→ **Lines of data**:
· · · · ·

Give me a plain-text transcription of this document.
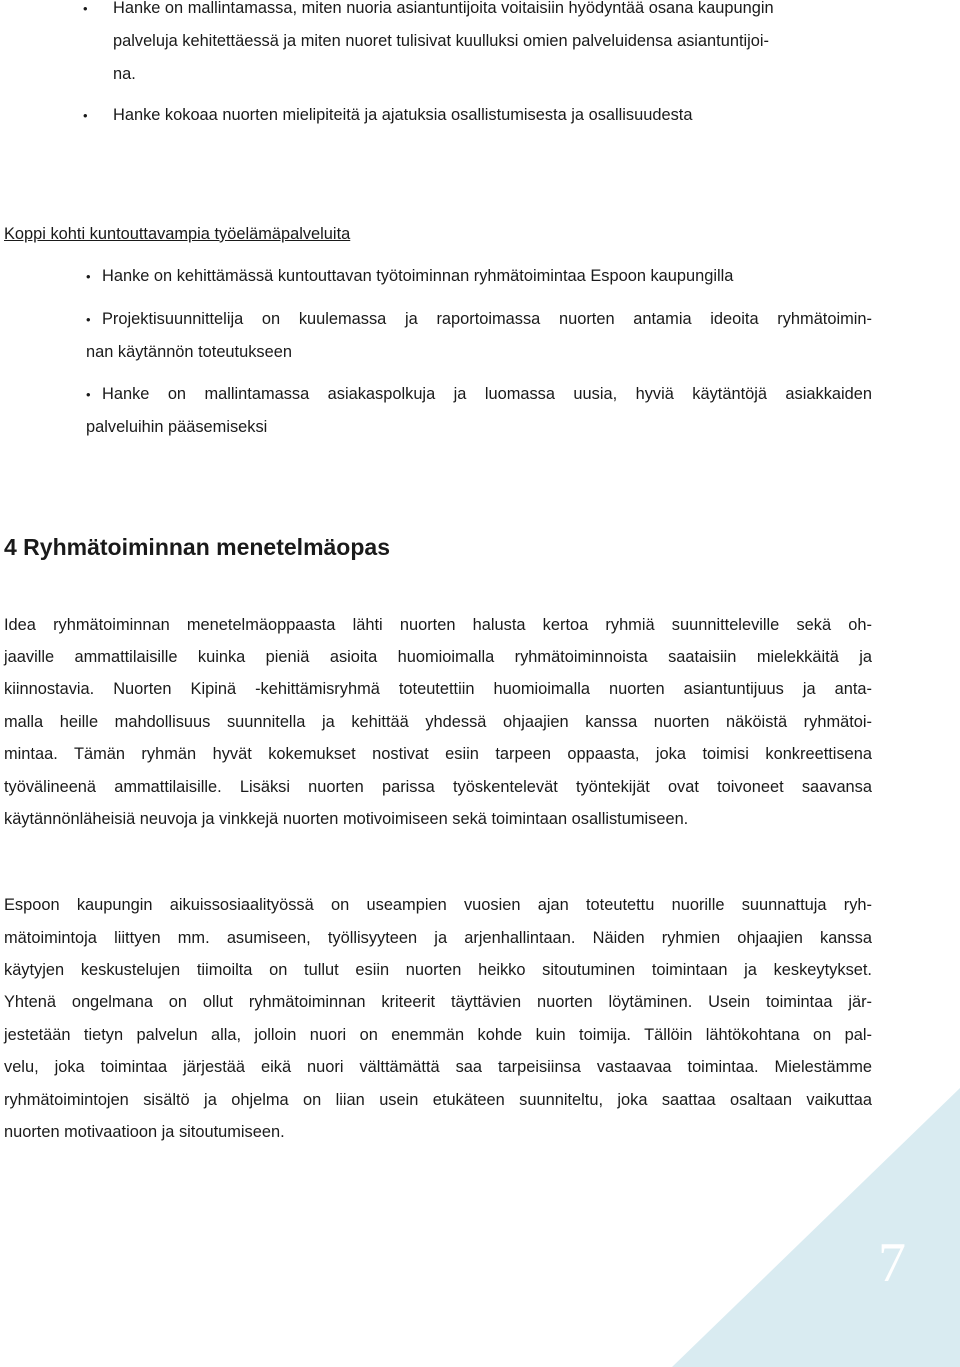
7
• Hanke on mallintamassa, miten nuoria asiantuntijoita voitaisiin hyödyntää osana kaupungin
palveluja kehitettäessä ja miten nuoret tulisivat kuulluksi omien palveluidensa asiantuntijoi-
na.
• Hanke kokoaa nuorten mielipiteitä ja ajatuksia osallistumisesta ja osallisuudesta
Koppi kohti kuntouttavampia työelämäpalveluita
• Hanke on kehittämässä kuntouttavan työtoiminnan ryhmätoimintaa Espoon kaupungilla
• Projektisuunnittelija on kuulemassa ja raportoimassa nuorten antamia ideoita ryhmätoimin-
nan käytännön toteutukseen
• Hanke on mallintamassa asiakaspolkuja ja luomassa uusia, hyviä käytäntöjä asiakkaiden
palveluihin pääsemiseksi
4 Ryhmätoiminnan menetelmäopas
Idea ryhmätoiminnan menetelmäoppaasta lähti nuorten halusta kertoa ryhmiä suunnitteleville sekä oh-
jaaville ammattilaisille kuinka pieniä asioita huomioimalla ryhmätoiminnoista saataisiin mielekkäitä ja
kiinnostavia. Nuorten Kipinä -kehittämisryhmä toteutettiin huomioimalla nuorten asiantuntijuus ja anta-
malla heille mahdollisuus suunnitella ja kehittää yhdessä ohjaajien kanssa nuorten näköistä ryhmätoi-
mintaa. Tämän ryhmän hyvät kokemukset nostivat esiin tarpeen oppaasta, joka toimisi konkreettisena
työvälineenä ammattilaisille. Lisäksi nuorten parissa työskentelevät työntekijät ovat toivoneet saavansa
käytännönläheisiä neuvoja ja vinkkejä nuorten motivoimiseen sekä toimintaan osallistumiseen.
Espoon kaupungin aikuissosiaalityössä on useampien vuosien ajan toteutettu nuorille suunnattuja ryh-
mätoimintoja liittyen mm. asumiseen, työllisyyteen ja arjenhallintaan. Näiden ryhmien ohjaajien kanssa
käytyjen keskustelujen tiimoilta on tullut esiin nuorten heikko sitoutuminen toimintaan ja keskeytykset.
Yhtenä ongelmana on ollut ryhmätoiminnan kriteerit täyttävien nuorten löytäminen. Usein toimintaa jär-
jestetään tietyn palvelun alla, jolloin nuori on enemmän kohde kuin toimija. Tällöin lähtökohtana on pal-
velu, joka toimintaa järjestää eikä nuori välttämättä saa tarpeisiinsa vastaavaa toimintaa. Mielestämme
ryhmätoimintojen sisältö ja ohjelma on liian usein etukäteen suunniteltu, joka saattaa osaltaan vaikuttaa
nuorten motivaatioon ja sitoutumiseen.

· · · · ·

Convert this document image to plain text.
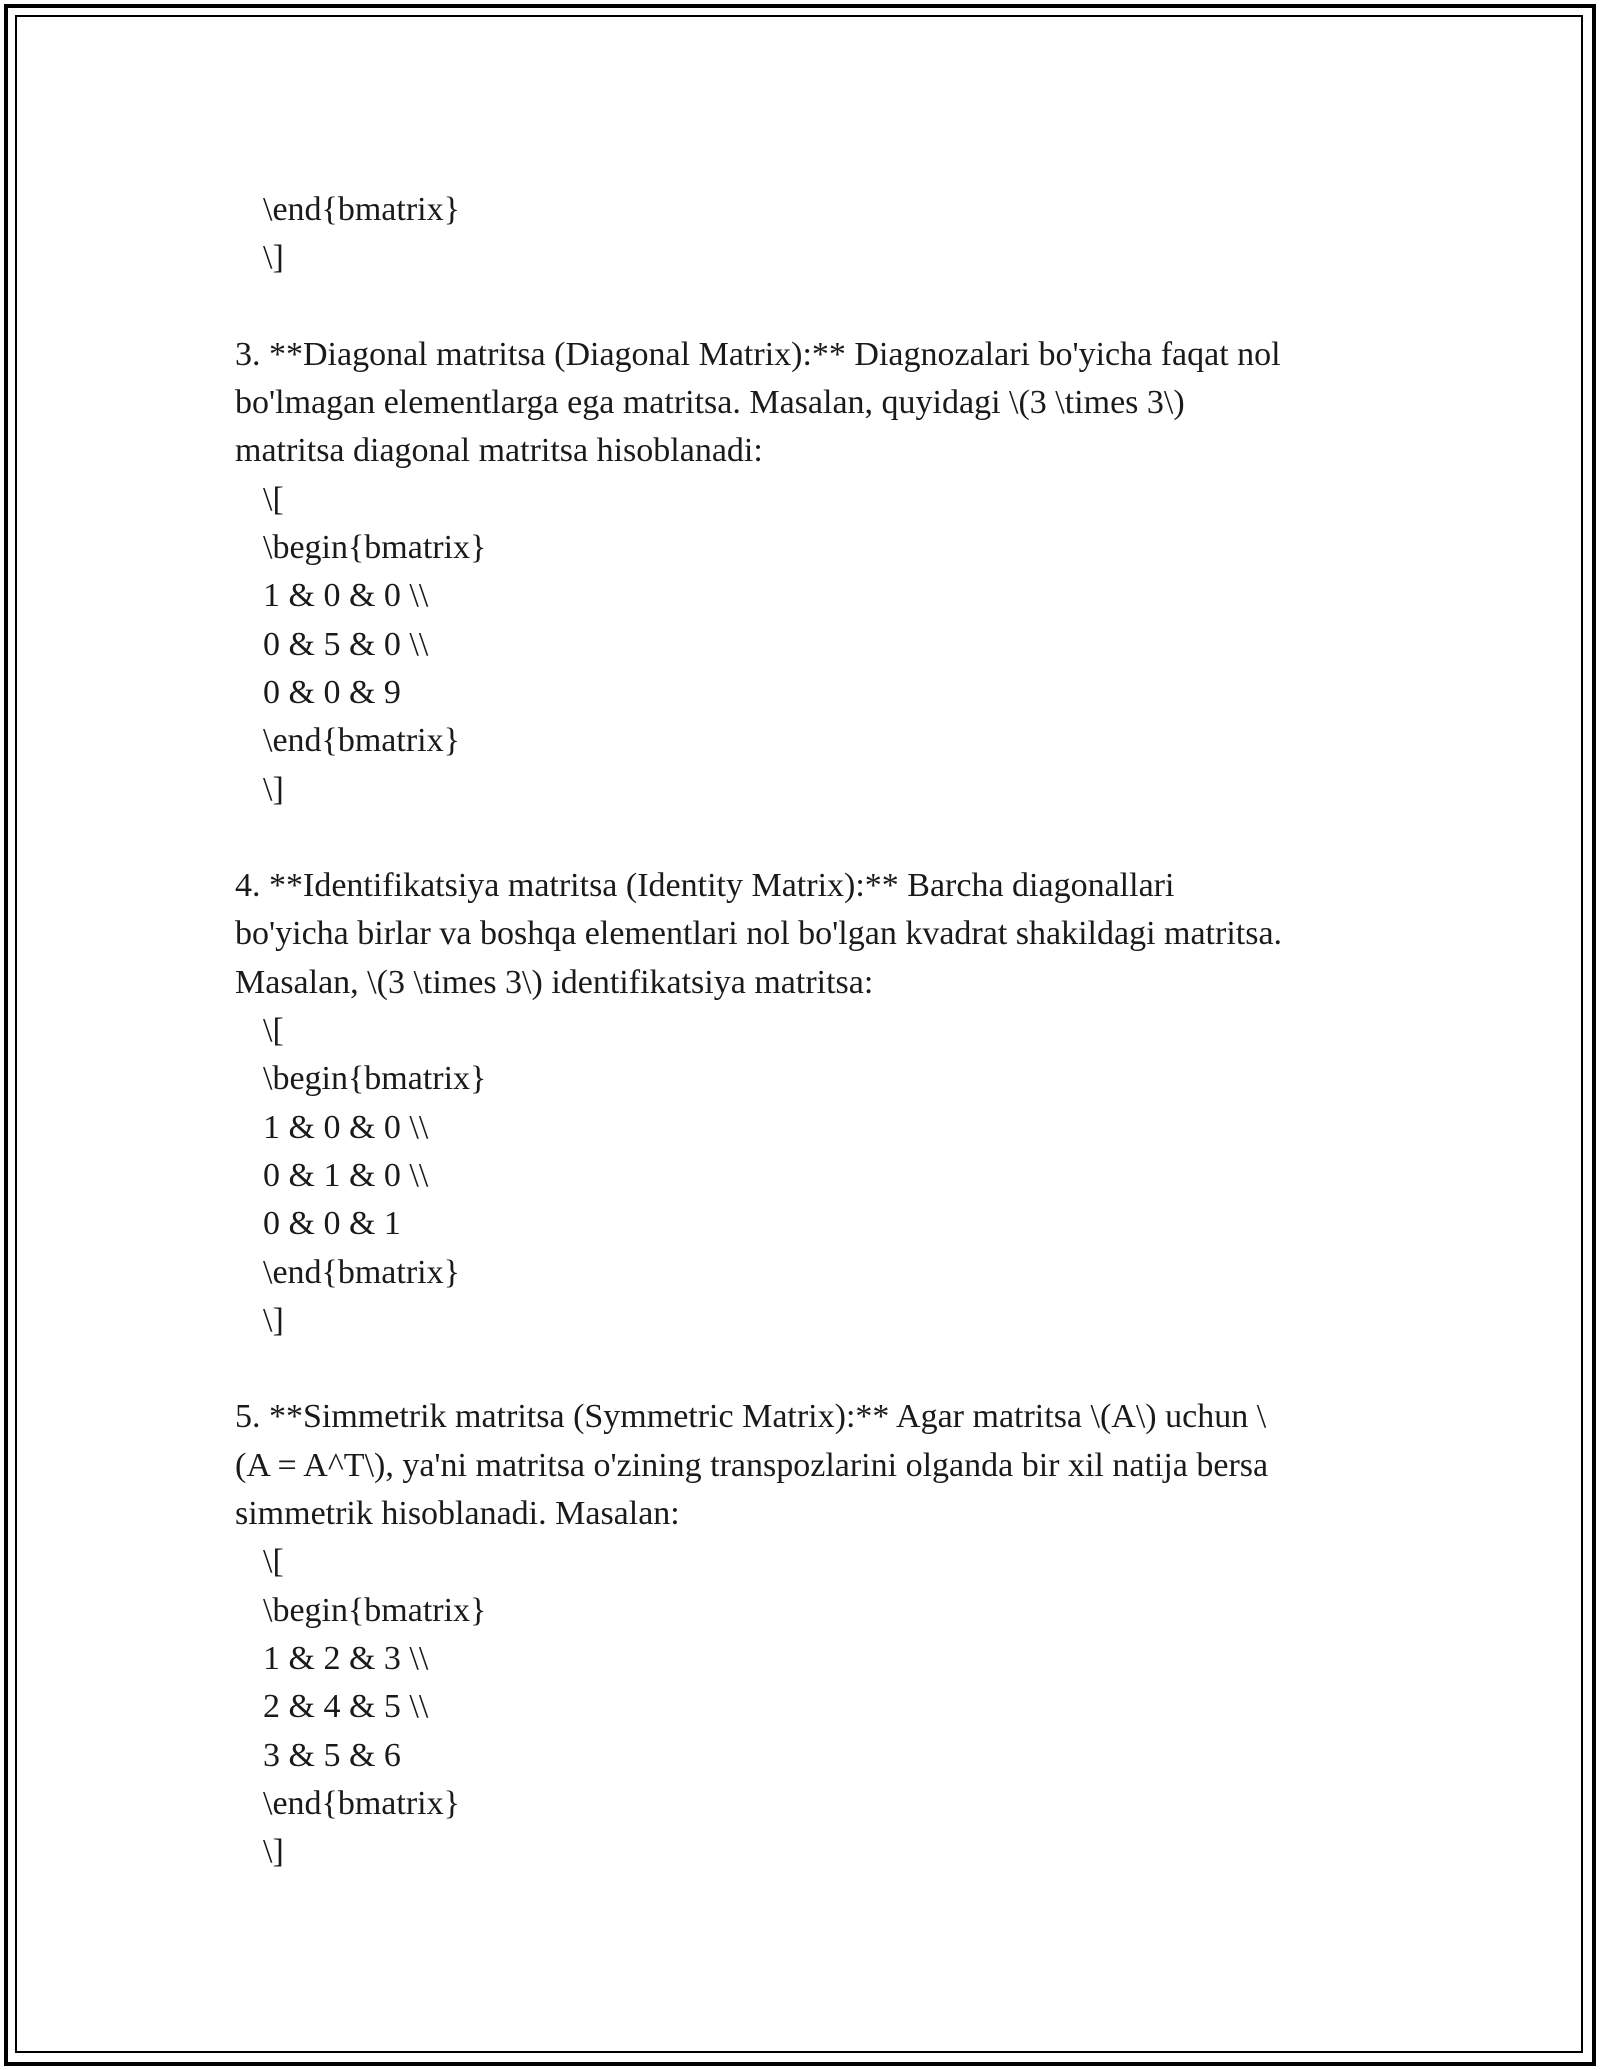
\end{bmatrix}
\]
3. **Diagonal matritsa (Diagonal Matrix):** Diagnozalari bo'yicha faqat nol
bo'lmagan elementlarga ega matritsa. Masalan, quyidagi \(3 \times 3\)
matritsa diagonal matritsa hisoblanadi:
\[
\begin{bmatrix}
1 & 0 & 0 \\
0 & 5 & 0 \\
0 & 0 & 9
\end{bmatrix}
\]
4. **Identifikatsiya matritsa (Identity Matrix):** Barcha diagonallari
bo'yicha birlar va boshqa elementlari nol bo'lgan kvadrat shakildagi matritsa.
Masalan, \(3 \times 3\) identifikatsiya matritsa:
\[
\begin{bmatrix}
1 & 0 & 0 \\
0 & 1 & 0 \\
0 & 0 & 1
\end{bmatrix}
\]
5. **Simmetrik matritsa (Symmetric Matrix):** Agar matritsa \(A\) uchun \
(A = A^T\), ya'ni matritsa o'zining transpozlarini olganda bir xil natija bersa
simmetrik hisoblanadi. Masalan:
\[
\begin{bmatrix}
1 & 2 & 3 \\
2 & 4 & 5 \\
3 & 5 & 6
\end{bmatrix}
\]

· · · · ·

Count the lines in the entries above that include the string "esiin", then give only that figure.

2